**SOURCE DATA**
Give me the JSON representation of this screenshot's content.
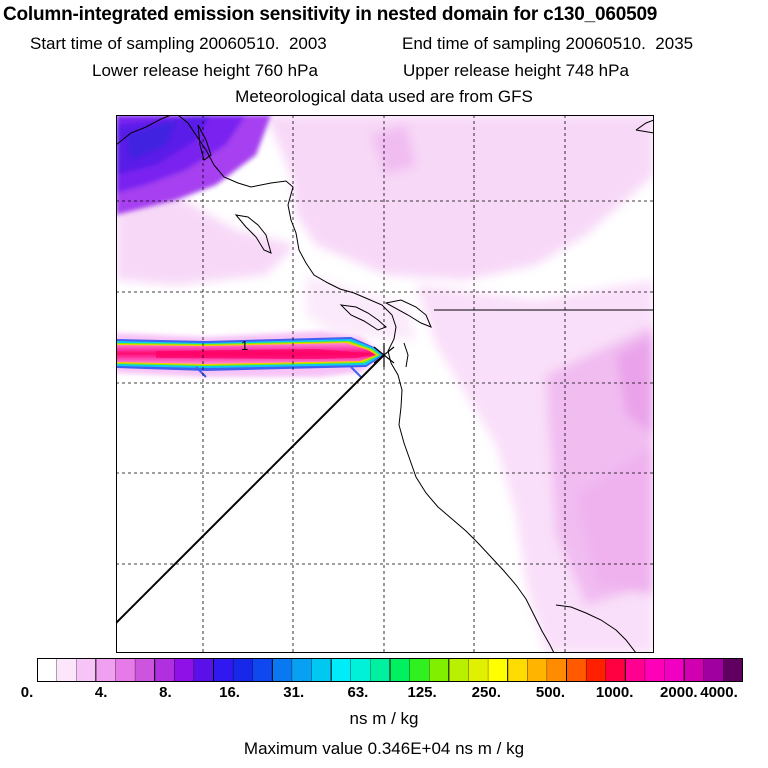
{
  "title": "Column-integrated emission sensitivity in nested domain for c130_060509",
  "sampling": {
    "start_label": "Start time of sampling",
    "start_value": "20060510.  2003",
    "end_label": "End time of sampling",
    "end_value": "20060510.  2035"
  },
  "release": {
    "lower_label": "Lower release height",
    "lower_value": "760 hPa",
    "upper_label": "Upper release height",
    "upper_value": "748 hPa"
  },
  "met_note": "Meteorological data used are from GFS",
  "contour_label": "1",
  "colorbar": {
    "tick_labels": [
      "0.",
      "4.",
      "8.",
      "16.",
      "31.",
      "63.",
      "125.",
      "250.",
      "500.",
      "1000.",
      "2000.",
      "4000."
    ],
    "colors": [
      "#ffffff",
      "#fce6fc",
      "#f7c4f7",
      "#f0a0f0",
      "#e57ae8",
      "#cc55dd",
      "#b030e0",
      "#9010e8",
      "#5a10e8",
      "#3018f0",
      "#1828e8",
      "#1048f0",
      "#0a78f0",
      "#08a0f0",
      "#00c8f0",
      "#00ecf8",
      "#00f0d8",
      "#00f0a0",
      "#00f060",
      "#30f020",
      "#80f000",
      "#b8f000",
      "#e0f000",
      "#ffff00",
      "#ffdc00",
      "#ffb400",
      "#ff8c00",
      "#ff5a00",
      "#ff2000",
      "#ff0040",
      "#ff0090",
      "#ff00b8",
      "#f000c0",
      "#d000b0",
      "#a000a0",
      "#600060"
    ],
    "units": "ns m / kg"
  },
  "max_value": "Maximum value  0.346E+04 ns m / kg"
}
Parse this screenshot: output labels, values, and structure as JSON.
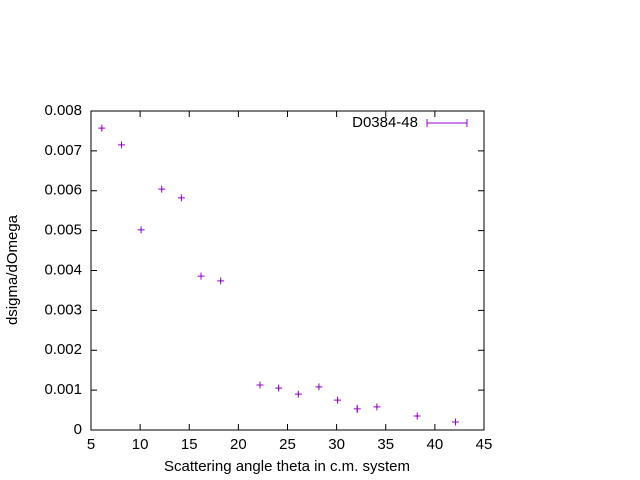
{
  "chart_data": {
    "type": "errorbar",
    "x_label": "Scattering angle theta in c.m. system",
    "y_label": "dsigma/dOmega",
    "xlim": [
      5,
      45
    ],
    "xticks": [
      5,
      10,
      15,
      20,
      25,
      30,
      35,
      40,
      45
    ],
    "ylim": [
      0,
      0.008
    ],
    "yticks": [
      0,
      0.001,
      0.002,
      0.003,
      0.004,
      0.005,
      0.006,
      0.007,
      0.008
    ],
    "legend_position": "top-right",
    "series": [
      {
        "name": "D0384-48",
        "color": "#9400d3",
        "x": [
          6.1,
          8.1,
          10.1,
          12.2,
          14.2,
          16.2,
          18.2,
          22.2,
          24.1,
          26.1,
          28.2,
          30.1,
          32.1,
          34.1,
          38.2,
          42.1
        ],
        "values": [
          0.00757,
          0.00715,
          0.00502,
          0.00604,
          0.00582,
          0.00386,
          0.00374,
          0.00113,
          0.00105,
          0.0009,
          0.00108,
          0.00075,
          0.00053,
          0.00058,
          0.00035,
          0.0002
        ],
        "errors": [
          3e-05,
          3e-05,
          3e-05,
          3e-05,
          3e-05,
          3e-05,
          3e-05,
          3e-05,
          5e-05,
          3e-05,
          3e-05,
          5e-05,
          0.0001,
          3e-05,
          3e-05,
          3e-05
        ]
      }
    ]
  }
}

**WORK TO DO**
Identify the lines above with the word "sampling". Copy them.

**RESULT**
  "sampling": {
    "start_label": "Start time of sampling",
    "end_label": "End time of sampling",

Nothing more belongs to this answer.